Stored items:
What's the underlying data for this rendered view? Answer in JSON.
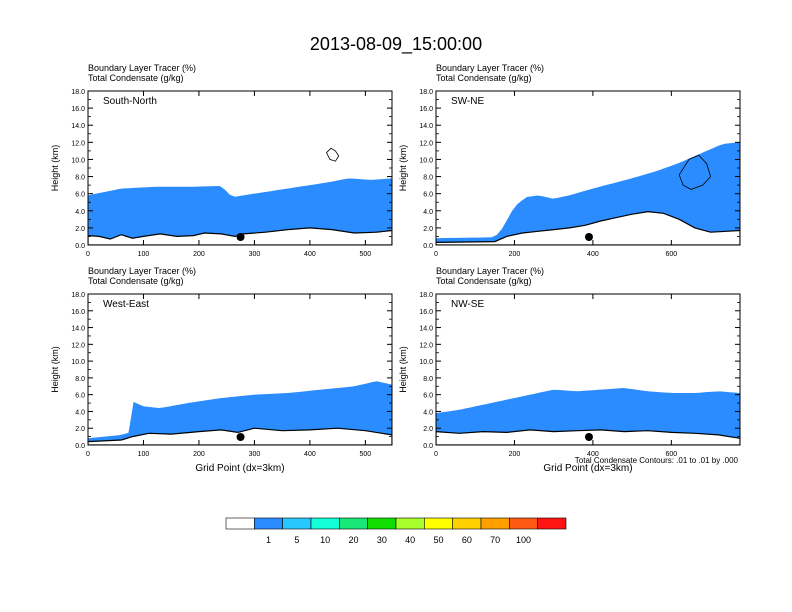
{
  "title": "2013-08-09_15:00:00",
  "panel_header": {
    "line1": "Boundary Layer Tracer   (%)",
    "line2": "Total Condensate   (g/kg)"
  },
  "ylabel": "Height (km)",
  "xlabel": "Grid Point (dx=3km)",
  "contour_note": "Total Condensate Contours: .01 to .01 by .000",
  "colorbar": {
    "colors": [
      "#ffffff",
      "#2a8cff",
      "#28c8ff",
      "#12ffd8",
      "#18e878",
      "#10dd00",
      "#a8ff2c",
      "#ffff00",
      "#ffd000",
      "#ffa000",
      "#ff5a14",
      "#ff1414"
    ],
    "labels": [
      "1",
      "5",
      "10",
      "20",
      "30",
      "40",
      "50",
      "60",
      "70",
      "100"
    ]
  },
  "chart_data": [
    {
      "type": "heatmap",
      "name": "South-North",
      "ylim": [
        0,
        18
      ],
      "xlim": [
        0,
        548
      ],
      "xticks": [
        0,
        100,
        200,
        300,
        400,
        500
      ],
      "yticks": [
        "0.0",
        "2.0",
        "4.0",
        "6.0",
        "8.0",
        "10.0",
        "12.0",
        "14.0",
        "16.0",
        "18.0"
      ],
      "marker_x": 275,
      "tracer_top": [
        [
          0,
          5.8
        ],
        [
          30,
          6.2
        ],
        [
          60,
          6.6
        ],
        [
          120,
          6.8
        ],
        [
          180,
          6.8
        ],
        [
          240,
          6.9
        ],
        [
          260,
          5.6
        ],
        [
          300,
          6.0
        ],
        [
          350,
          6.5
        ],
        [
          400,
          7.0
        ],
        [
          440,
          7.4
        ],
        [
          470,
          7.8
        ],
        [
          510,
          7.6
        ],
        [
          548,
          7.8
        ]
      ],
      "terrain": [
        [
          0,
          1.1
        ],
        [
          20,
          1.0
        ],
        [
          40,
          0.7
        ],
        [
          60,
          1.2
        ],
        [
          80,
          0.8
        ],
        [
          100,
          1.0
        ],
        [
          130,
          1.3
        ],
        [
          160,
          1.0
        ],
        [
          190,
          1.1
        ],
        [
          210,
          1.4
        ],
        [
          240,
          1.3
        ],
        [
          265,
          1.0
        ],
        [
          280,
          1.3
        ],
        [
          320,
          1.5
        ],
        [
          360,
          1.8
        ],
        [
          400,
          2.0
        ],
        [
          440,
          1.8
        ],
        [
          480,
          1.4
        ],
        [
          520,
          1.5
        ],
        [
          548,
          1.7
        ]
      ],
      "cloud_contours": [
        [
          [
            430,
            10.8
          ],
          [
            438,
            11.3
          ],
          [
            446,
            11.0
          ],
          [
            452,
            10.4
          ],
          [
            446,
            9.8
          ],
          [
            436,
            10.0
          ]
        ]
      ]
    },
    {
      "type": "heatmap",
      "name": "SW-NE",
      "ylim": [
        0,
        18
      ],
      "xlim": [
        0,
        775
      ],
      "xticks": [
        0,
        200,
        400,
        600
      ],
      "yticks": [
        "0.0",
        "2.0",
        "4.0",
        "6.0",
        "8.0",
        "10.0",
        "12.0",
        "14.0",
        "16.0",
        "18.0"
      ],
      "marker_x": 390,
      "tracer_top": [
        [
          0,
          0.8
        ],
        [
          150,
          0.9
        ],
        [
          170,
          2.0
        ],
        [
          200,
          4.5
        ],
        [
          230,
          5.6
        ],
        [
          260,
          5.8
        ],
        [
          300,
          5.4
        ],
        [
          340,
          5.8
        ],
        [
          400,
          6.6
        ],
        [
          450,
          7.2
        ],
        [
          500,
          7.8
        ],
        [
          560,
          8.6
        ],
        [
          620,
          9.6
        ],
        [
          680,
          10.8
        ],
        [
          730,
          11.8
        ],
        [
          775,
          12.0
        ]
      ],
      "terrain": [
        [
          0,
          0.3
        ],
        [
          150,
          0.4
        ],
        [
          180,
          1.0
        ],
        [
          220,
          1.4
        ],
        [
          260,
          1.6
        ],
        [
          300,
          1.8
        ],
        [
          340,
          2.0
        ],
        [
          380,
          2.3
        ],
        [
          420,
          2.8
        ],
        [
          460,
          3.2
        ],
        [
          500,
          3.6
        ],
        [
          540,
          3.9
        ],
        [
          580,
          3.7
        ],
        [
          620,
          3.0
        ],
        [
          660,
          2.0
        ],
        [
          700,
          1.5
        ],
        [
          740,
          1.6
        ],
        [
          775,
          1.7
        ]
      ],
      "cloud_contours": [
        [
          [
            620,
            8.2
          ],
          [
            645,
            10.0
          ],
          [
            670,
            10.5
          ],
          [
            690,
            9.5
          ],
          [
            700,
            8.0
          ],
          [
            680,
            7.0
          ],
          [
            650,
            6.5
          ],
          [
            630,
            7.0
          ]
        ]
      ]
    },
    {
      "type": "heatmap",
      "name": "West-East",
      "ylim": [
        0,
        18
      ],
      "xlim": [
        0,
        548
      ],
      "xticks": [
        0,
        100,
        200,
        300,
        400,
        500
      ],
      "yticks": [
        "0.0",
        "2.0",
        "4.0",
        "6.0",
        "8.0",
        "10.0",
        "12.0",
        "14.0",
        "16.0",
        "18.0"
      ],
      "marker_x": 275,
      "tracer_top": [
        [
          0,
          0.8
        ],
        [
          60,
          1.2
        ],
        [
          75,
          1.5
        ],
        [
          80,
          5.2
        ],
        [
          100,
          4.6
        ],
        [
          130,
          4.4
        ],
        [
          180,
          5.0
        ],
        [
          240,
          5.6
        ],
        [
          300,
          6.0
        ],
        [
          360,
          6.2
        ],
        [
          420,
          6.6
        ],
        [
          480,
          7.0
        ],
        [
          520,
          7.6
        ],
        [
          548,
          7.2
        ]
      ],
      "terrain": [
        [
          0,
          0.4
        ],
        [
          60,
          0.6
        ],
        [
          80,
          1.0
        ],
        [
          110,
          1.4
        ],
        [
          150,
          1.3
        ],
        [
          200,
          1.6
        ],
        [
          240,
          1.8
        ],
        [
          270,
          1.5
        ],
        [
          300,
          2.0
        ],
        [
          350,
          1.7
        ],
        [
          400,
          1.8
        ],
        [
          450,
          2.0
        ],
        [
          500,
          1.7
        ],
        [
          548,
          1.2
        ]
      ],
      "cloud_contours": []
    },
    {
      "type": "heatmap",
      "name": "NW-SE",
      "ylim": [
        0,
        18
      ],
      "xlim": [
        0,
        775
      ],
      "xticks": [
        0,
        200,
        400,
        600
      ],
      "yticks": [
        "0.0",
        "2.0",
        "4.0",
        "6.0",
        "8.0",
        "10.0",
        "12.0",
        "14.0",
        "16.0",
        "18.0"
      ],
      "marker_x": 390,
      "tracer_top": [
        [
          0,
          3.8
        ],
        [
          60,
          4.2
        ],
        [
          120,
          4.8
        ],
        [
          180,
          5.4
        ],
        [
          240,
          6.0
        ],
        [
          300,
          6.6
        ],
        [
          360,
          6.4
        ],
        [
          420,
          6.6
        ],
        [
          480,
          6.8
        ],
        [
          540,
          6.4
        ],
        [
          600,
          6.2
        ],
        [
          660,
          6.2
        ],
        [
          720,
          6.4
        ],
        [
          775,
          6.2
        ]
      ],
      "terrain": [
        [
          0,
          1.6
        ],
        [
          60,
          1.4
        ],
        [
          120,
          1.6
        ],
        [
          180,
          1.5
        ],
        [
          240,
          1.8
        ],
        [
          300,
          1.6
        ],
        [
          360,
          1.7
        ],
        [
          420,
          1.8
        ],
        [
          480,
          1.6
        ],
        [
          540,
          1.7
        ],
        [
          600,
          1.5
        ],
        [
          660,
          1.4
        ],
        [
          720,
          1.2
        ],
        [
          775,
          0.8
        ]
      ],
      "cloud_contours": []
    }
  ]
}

Directions — Go through the entries above and count the lines containing the word "Condensate"; give only that count.

Task answer — 2